_Your objective_: Retype the material that follows, keeping every word as it is.

++++ Records provided

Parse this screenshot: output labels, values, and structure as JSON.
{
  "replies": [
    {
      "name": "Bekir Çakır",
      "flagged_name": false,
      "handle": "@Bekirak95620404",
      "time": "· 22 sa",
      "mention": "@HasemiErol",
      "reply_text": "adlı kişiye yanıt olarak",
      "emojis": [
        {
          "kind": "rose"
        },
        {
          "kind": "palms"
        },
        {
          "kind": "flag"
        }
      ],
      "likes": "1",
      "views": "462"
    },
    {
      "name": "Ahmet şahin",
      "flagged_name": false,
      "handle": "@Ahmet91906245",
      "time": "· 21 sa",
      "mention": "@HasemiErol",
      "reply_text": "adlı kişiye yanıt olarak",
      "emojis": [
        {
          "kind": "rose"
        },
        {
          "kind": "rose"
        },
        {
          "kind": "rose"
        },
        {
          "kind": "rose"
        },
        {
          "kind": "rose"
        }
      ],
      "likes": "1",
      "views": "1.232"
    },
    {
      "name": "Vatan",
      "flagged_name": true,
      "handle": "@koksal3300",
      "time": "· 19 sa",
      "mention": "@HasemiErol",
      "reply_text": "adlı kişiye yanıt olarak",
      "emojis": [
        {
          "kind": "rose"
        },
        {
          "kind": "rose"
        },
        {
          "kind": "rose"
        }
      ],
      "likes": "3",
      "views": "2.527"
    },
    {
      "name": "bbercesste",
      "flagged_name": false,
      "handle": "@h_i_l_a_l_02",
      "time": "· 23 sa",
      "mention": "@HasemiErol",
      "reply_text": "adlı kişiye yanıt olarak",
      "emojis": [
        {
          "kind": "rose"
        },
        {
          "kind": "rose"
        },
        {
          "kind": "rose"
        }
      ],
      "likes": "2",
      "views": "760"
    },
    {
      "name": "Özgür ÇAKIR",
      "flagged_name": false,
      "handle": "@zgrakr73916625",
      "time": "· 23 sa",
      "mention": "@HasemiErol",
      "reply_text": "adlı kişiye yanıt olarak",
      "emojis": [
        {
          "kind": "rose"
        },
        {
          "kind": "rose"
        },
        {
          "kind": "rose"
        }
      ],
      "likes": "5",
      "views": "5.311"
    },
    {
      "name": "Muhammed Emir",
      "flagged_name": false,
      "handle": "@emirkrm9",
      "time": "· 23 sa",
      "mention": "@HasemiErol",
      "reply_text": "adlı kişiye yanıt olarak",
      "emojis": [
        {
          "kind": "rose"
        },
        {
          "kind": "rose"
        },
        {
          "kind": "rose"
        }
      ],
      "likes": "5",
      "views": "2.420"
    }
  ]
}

++++++++

_Response to the task_:
Parse this screenshot: output labels, values, and structure as JSON.
{
  "replies": [
    {
      "name": "Bekir Çakır",
      "flagged_name": false,
      "handle": "@Bekirak95620404",
      "time": "· 22 sa",
      "mention": "@HasemiErol",
      "reply_text": "adlı kişiye yanıt olarak",
      "emojis": [
        {
          "kind": "rose"
        },
        {
          "kind": "palms"
        },
        {
          "kind": "flag"
        }
      ],
      "likes": "1",
      "views": "462"
    },
    {
      "name": "Ahmet şahin",
      "flagged_name": false,
      "handle": "@Ahmet91906245",
      "time": "· 21 sa",
      "mention": "@HasemiErol",
      "reply_text": "adlı kişiye yanıt olarak",
      "emojis": [
        {
          "kind": "rose"
        },
        {
          "kind": "rose"
        },
        {
          "kind": "rose"
        },
        {
          "kind": "rose"
        },
        {
          "kind": "rose"
        }
      ],
      "likes": "1",
      "views": "1.232"
    },
    {
      "name": "Vatan",
      "flagged_name": true,
      "handle": "@koksal3300",
      "time": "· 19 sa",
      "mention": "@HasemiErol",
      "reply_text": "adlı kişiye yanıt olarak",
      "emojis": [
        {
          "kind": "rose"
        },
        {
          "kind": "rose"
        },
        {
          "kind": "rose"
        }
      ],
      "likes": "3",
      "views": "2.527"
    },
    {
      "name": "bbercesste",
      "flagged_name": false,
      "handle": "@h_i_l_a_l_02",
      "time": "· 23 sa",
      "mention": "@HasemiErol",
      "reply_text": "adlı kişiye yanıt olarak",
      "emojis": [
        {
          "kind": "rose"
        },
        {
          "kind": "rose"
        },
        {
          "kind": "rose"
        }
      ],
      "likes": "2",
      "views": "760"
    },
    {
      "name": "Özgür ÇAKIR",
      "flagged_name": false,
      "handle": "@zgrakr73916625",
      "time": "· 23 sa",
      "mention": "@HasemiErol",
      "reply_text": "adlı kişiye yanıt olarak",
      "emojis": [
        {
          "kind": "rose"
        },
        {
          "kind": "rose"
        },
        {
          "kind": "rose"
        }
      ],
      "likes": "5",
      "views": "5.311"
    },
    {
      "name": "Muhammed Emir",
      "flagged_name": false,
      "handle": "@emirkrm9",
      "time": "· 23 sa",
      "mention": "@HasemiErol",
      "reply_text": "adlı kişiye yanıt olarak",
      "emojis": [
        {
          "kind": "rose"
        },
        {
          "kind": "rose"
        },
        {
          "kind": "rose"
        }
      ],
      "likes": "5",
      "views": "2.420"
    }
  ]
}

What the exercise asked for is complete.